The task:
Wherever a line holds the word "panel", copy that line out.

Material:

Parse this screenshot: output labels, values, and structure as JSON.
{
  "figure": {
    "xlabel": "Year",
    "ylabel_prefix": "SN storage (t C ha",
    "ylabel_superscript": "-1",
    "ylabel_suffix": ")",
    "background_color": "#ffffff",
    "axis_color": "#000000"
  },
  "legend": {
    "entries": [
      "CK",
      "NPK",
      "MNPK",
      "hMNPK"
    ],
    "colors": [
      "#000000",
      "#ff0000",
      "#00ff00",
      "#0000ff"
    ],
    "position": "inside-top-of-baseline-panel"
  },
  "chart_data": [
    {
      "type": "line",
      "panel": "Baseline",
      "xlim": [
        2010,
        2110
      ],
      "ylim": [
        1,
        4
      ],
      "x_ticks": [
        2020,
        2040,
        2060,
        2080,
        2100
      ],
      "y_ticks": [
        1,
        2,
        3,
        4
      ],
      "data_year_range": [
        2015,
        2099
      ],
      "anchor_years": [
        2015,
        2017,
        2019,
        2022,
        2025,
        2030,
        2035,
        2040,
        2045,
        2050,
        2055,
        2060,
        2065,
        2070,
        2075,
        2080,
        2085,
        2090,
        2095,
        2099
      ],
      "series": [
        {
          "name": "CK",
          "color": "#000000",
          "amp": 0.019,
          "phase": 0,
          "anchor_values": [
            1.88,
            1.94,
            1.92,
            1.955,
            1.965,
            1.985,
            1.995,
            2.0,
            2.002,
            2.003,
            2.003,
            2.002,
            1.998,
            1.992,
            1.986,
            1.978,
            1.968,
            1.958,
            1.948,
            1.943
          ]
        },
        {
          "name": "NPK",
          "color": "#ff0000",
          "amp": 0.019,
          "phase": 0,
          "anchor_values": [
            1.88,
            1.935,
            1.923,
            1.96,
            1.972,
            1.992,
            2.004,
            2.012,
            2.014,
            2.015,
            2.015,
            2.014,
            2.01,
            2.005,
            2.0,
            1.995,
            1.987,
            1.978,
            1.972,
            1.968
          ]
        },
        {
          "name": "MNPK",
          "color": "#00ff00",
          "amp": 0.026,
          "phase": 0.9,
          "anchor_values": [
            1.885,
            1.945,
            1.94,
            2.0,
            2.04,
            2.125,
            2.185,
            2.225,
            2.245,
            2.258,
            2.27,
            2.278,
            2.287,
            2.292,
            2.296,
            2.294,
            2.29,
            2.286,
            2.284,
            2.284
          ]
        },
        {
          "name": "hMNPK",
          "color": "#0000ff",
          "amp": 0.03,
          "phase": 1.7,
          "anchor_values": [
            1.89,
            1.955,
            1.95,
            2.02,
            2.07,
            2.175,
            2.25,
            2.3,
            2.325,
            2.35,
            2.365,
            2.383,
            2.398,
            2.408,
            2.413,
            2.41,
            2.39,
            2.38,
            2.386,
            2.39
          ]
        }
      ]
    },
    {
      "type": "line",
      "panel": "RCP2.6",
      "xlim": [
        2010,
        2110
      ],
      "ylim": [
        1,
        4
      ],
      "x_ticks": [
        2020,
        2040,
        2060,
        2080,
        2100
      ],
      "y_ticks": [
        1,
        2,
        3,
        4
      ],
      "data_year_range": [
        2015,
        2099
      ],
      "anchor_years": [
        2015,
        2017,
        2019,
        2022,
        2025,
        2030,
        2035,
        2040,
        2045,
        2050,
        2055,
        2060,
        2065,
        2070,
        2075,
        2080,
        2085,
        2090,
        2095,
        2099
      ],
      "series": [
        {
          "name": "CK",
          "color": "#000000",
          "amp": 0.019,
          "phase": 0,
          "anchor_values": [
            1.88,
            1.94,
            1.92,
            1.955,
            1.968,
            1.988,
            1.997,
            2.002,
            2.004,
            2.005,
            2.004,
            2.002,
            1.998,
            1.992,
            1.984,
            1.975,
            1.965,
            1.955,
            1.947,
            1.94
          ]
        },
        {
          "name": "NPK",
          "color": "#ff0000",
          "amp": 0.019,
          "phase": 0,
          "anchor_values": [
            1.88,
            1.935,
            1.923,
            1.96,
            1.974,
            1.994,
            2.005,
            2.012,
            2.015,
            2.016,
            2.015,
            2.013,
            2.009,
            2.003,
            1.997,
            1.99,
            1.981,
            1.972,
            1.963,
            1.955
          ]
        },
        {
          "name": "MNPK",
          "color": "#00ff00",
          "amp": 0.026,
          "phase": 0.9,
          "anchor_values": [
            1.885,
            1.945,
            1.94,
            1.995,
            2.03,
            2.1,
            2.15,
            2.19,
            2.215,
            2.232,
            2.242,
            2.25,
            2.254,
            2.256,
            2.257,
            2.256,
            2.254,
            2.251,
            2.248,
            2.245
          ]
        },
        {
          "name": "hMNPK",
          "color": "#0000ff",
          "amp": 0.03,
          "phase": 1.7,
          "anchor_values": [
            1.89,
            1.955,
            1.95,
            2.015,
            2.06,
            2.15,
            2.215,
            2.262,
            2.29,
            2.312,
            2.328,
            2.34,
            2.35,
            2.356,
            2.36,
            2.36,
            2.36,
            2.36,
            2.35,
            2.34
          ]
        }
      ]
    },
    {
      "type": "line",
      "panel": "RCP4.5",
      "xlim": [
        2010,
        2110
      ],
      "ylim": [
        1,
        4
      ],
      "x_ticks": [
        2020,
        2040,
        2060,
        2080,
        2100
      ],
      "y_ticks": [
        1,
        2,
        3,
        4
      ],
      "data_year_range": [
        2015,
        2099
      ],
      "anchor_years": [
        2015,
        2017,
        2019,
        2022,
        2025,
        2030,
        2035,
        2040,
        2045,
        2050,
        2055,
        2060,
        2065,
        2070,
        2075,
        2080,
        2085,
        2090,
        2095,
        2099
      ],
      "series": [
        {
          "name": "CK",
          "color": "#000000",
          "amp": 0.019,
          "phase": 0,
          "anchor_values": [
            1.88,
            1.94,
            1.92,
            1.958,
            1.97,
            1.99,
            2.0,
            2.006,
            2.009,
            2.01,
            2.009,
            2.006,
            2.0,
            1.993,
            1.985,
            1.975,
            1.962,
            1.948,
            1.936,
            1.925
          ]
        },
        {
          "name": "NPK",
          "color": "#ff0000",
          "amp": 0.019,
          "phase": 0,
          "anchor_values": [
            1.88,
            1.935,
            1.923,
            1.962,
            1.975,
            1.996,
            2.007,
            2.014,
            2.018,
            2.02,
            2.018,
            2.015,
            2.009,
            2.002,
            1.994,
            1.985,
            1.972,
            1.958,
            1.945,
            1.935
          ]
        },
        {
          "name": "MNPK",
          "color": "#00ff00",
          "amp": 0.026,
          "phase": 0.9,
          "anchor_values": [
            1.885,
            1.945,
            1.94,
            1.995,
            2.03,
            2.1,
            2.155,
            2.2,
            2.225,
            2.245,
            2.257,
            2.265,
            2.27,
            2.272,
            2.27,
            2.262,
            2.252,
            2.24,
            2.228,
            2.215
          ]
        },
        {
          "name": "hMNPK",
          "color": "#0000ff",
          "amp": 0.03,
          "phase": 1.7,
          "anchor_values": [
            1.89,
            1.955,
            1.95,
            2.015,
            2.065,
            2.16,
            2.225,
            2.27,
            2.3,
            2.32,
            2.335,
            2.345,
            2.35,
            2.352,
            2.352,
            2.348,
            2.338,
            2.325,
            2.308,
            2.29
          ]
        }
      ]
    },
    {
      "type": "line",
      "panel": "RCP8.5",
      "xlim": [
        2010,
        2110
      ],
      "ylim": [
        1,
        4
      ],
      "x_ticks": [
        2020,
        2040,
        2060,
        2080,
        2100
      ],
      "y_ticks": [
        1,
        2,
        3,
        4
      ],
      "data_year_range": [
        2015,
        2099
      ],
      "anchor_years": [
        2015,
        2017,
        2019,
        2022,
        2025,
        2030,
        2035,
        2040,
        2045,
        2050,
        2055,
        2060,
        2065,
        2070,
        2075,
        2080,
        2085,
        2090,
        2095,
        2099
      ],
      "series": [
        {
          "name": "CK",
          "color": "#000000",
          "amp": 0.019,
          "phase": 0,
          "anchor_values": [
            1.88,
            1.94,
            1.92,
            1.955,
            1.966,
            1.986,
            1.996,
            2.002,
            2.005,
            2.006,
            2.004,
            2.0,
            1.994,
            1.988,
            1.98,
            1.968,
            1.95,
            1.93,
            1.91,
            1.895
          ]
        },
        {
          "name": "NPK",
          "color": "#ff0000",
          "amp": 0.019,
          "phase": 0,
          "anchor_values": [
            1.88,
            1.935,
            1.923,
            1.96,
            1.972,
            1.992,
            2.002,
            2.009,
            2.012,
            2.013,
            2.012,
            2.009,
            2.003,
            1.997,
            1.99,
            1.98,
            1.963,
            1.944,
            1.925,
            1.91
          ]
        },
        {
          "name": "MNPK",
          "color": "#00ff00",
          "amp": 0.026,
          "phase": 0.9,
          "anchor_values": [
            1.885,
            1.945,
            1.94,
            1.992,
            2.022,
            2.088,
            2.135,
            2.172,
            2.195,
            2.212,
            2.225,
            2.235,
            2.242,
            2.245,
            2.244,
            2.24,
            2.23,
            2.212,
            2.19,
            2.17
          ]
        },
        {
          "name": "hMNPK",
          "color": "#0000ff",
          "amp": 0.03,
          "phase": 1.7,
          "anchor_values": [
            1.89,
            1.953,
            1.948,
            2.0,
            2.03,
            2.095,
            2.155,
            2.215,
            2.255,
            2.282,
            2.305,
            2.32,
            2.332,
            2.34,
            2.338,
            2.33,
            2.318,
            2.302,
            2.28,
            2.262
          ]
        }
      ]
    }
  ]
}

Complete answer:
    "position": "inside-top-of-baseline-panel"
      "panel": "Baseline",
      "panel": "RCP2.6",
      "panel": "RCP4.5",
      "panel": "RCP8.5",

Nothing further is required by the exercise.